Required work - In the records below, update everything from the line containing "combine-layer-label: Combine layer" down to the line containing "tab-files[interactable]: Files —" by replacing "property change" with "setting change". Leave everything else unchanged and give only those lines.
┄┄┄┄┄┄┄┄┄┄
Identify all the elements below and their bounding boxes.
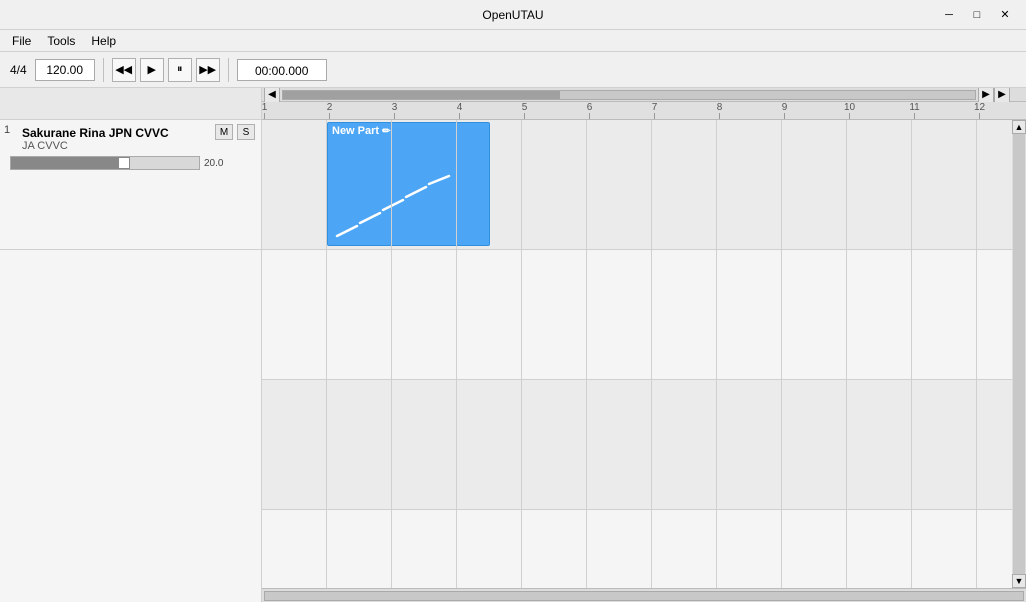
hscroll-thumb (283, 91, 560, 99)
hscroll-bottom (262, 588, 1026, 602)
ruler-mark: 12 (979, 113, 980, 119)
rewind-button[interactable]: ◀◀ (112, 58, 136, 82)
part-block[interactable]: New Part ✏ (327, 122, 490, 246)
tempo-input[interactable] (35, 59, 95, 81)
arrange-panel: ◀ ▶ ▶ 12345678910111213 New Part (262, 88, 1026, 602)
slider-thumb[interactable] (118, 157, 130, 169)
ruler-mark: 6 (589, 113, 590, 119)
track-row: 1 M S Sakurane Rina JPN CVVC JA CVVC 20.… (0, 120, 261, 250)
solo-button[interactable]: S (237, 124, 255, 140)
track-panel: 1 M S Sakurane Rina JPN CVVC JA CVVC 20.… (0, 88, 262, 602)
time-signature-label: 4/4 (6, 63, 31, 77)
track-volume-value: 20.0 (204, 158, 223, 169)
hscroll-track[interactable] (282, 90, 976, 100)
track-controls: M S (215, 124, 255, 140)
ruler-mark: 8 (719, 113, 720, 119)
track-number: 1 (4, 124, 10, 136)
track-subname: JA CVVC (22, 140, 255, 152)
track-empty-space (0, 250, 261, 602)
ruler-mark: 1 (264, 113, 265, 119)
slider-fill (11, 157, 124, 169)
window-title: OpenUTAU (482, 8, 543, 22)
nav-up-right-button[interactable]: ▶ (994, 88, 1010, 103)
vscroll-down-button[interactable]: ▼ (1012, 574, 1026, 588)
ruler-mark: 4 (459, 113, 460, 119)
toolbar: 4/4 ◀◀ ▶ ⏸ ▶▶ 00:00.000 (0, 52, 1026, 88)
ruler-mark: 2 (329, 113, 330, 119)
vscroll-track[interactable] (1013, 134, 1025, 574)
ruler-mark: 11 (914, 113, 915, 119)
part-notes-svg (332, 171, 487, 241)
top-scrollbar-row: ◀ ▶ ▶ (262, 88, 1026, 102)
track-volume-slider[interactable] (10, 156, 200, 170)
ruler-mark: 3 (394, 113, 395, 119)
main-area: 1 M S Sakurane Rina JPN CVVC JA CVVC 20.… (0, 88, 1026, 602)
mute-button[interactable]: M (215, 124, 233, 140)
grid-row-1: New Part ✏ (262, 120, 1026, 250)
grid-row-3 (262, 380, 1026, 510)
part-label: New Part (332, 125, 379, 137)
part-title: New Part ✏ (328, 123, 489, 139)
fast-forward-button[interactable]: ▶▶ (196, 58, 220, 82)
ruler-mark: 5 (524, 113, 525, 119)
minimize-button[interactable]: ─ (936, 5, 962, 25)
hscroll-bottom-track[interactable] (264, 591, 1024, 601)
grid-row-2 (262, 250, 1026, 380)
pencil-icon: ✏ (382, 126, 390, 137)
grid-vscroll-container: New Part ✏ (262, 120, 1026, 588)
play-button[interactable]: ▶ (140, 58, 164, 82)
grid-row-4 (262, 510, 1026, 588)
ruler: 12345678910111213 (262, 102, 1026, 120)
toolbar-separator-1 (103, 58, 104, 82)
ruler-mark: 10 (849, 113, 850, 119)
menu-help[interactable]: Help (83, 32, 124, 50)
maximize-button[interactable]: □ (964, 5, 990, 25)
time-display: 00:00.000 (237, 59, 327, 81)
vscroll-up-button[interactable]: ▲ (1012, 120, 1026, 134)
toolbar-separator-2 (228, 58, 229, 82)
ruler-mark: 9 (784, 113, 785, 119)
pause-button[interactable]: ⏸ (168, 58, 192, 82)
ruler-mark: 7 (654, 113, 655, 119)
menu-tools[interactable]: Tools (39, 32, 83, 50)
track-panel-header (0, 88, 261, 120)
vscroll: ▲ ▼ (1012, 120, 1026, 588)
menu-file[interactable]: File (4, 32, 39, 50)
menu-bar: File Tools Help (0, 30, 1026, 52)
window-controls: ─ □ ✕ (936, 5, 1018, 25)
nav-right-button[interactable]: ▶ (978, 88, 994, 103)
track-volume-row: 20.0 (10, 156, 255, 170)
close-button[interactable]: ✕ (992, 5, 1018, 25)
grid-area[interactable]: New Part ✏ (262, 120, 1026, 588)
title-bar: OpenUTAU ─ □ ✕ (0, 0, 1026, 30)
nav-left-button[interactable]: ◀ (264, 88, 280, 103)
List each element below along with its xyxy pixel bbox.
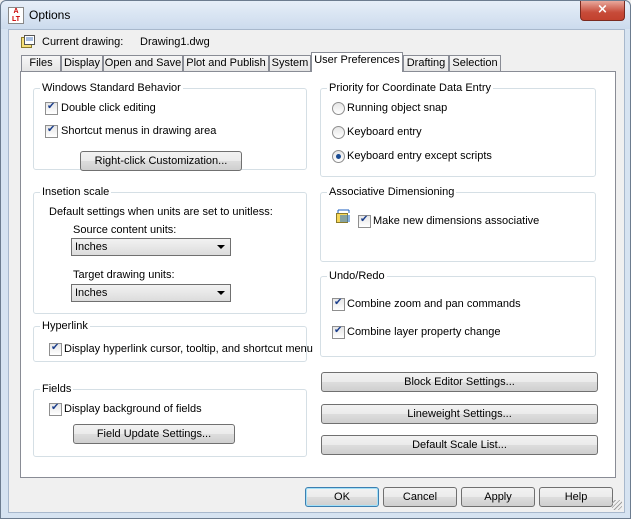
combine-layer-label: Combine layer property change — [347, 326, 501, 338]
cancel-button[interactable]: Cancel — [383, 487, 457, 507]
help-button[interactable]: Help — [539, 487, 613, 507]
tab-files[interactable]: Files — [21, 55, 61, 72]
title-bar[interactable]: A LT Options × — [1, 1, 630, 29]
display-hyperlink-label: Display hyperlink cursor, tooltip, and s… — [64, 343, 313, 355]
undo-redo-group: Undo/Redo — [320, 270, 596, 357]
target-units-dropdown-arrow-icon — [217, 291, 225, 295]
dialog-client-area: Current drawing: Drawing1.dwg Files Disp… — [8, 29, 625, 513]
display-background-label: Display background of fields — [64, 403, 202, 415]
lineweight-settings-button[interactable]: Lineweight Settings... — [321, 404, 598, 424]
shortcut-menus-label: Shortcut menus in drawing area — [61, 125, 217, 137]
priority-title: Priority for Coordinate Data Entry — [327, 82, 494, 94]
right-click-customization-button[interactable]: Right-click Customization... — [80, 151, 242, 171]
target-units-select[interactable]: Inches — [71, 284, 231, 302]
shortcut-menus-checkbox[interactable] — [45, 124, 58, 138]
windows-standard-title: Windows Standard Behavior — [40, 82, 183, 94]
insertion-scale-title: Insetion scale — [40, 186, 112, 198]
running-object-snap-label: Running object snap — [347, 102, 448, 114]
block-editor-settings-button[interactable]: Block Editor Settings... — [321, 372, 598, 392]
associative-dimension-icon — [336, 209, 350, 223]
hyperlink-title: Hyperlink — [40, 320, 90, 332]
double-click-checkbox[interactable] — [45, 101, 58, 115]
tab-plot-and-publish[interactable]: Plot and Publish — [183, 55, 269, 72]
insertion-scale-description: Default settings when units are set to u… — [49, 206, 273, 218]
autocad-app-icon: A LT — [8, 7, 24, 24]
window-title: Options — [29, 8, 71, 22]
options-dialog: A LT Options × Current drawing: Drawing1.… — [0, 0, 631, 519]
user-preferences-panel: Windows Standard Behavior Double click e… — [20, 71, 616, 478]
default-scale-list-button[interactable]: Default Scale List... — [321, 435, 598, 455]
keyboard-entry-label: Keyboard entry — [347, 126, 422, 138]
source-units-dropdown-arrow-icon — [217, 245, 225, 249]
field-update-settings-button[interactable]: Field Update Settings... — [73, 424, 235, 444]
current-drawing-value: Drawing1.dwg — [140, 36, 210, 48]
fields-group: Fields — [33, 383, 307, 457]
fields-title: Fields — [40, 383, 74, 395]
source-units-select[interactable]: Inches — [71, 238, 231, 256]
combine-zoom-label: Combine zoom and pan commands — [347, 298, 521, 310]
make-associative-checkbox[interactable] — [358, 214, 371, 228]
keyboard-entry-except-scripts-label: Keyboard entry except scripts — [347, 150, 492, 162]
tab-open-and-save[interactable]: Open and Save — [103, 55, 183, 72]
apply-button[interactable]: Apply — [461, 487, 535, 507]
display-hyperlink-checkbox[interactable] — [49, 342, 62, 356]
running-object-snap-radio[interactable] — [332, 102, 345, 115]
ok-button[interactable]: OK — [305, 487, 379, 507]
tab-selection[interactable]: Selection — [449, 55, 501, 72]
tab-display[interactable]: Display — [61, 55, 103, 72]
undo-redo-title: Undo/Redo — [327, 270, 387, 282]
combine-layer-checkbox[interactable] — [332, 325, 345, 339]
combine-zoom-checkbox[interactable] — [332, 297, 345, 311]
close-button[interactable]: × — [580, 1, 625, 21]
display-background-checkbox[interactable] — [49, 402, 62, 416]
tab-user-preferences[interactable]: User Preferences — [311, 52, 403, 72]
keyboard-entry-radio[interactable] — [332, 126, 345, 139]
source-units-label: Source content units: — [73, 224, 177, 236]
target-units-label: Target drawing units: — [73, 269, 175, 281]
target-units-value: Inches — [75, 287, 108, 299]
associative-title: Associative Dimensioning — [327, 186, 457, 198]
make-associative-label: Make new dimensions associative — [373, 215, 540, 227]
resize-grip-icon[interactable] — [612, 500, 622, 510]
tab-drafting[interactable]: Drafting — [403, 55, 449, 72]
drawing-file-icon — [21, 35, 35, 48]
keyboard-entry-except-scripts-radio[interactable] — [332, 150, 345, 163]
tab-system[interactable]: System — [269, 55, 311, 72]
source-units-value: Inches — [75, 241, 108, 253]
double-click-label: Double click editing — [61, 102, 156, 114]
current-drawing-label: Current drawing: — [42, 36, 124, 48]
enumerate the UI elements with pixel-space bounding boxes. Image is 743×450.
┄┄┄┄┄┄┄┄┄┄
Full answer -
combine-layer-label: Combine layer setting change — [347, 326, 501, 338]
cancel-button[interactable]: Cancel — [383, 487, 457, 507]
help-button[interactable]: Help — [539, 487, 613, 507]
tab-files[interactable]: Files — [21, 55, 61, 72]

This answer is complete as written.